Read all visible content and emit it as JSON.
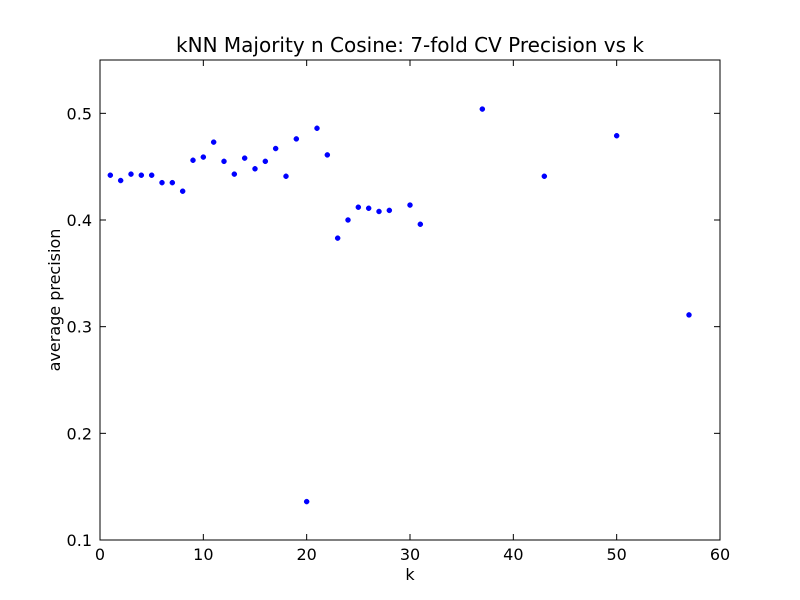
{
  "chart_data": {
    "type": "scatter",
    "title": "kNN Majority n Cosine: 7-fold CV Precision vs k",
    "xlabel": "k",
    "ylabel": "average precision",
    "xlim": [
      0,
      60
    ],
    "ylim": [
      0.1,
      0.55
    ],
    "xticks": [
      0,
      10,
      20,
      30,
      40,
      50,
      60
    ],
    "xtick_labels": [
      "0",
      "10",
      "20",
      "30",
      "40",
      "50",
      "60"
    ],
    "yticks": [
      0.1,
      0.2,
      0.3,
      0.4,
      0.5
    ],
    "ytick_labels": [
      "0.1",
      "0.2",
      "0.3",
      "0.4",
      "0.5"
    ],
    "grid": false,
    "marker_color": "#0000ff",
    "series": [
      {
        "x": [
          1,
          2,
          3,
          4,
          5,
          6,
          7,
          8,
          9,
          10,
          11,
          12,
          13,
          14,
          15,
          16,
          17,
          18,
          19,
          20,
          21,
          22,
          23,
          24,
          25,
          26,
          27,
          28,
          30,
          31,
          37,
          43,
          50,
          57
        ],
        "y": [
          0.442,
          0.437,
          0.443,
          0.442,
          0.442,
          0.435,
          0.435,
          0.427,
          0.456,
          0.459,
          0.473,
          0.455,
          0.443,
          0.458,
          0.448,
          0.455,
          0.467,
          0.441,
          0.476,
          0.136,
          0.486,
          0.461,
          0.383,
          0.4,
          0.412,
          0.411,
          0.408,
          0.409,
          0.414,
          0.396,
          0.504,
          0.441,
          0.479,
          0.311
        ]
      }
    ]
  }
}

==

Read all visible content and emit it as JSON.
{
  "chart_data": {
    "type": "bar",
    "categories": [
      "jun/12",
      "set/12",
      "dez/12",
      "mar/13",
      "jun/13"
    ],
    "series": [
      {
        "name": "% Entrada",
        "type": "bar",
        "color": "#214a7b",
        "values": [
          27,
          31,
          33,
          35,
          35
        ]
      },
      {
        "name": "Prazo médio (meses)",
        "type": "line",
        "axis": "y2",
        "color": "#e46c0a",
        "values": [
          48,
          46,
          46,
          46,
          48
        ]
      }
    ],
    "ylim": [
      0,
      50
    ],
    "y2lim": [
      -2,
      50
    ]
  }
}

THE PROBLEM ▸
Which lines hold the word "type"? Show each one.

REPLY TO THE EXERCISE ▸
    "type": "scatter",
    "type": "bar",
        "type": "bar",
        "type": "line",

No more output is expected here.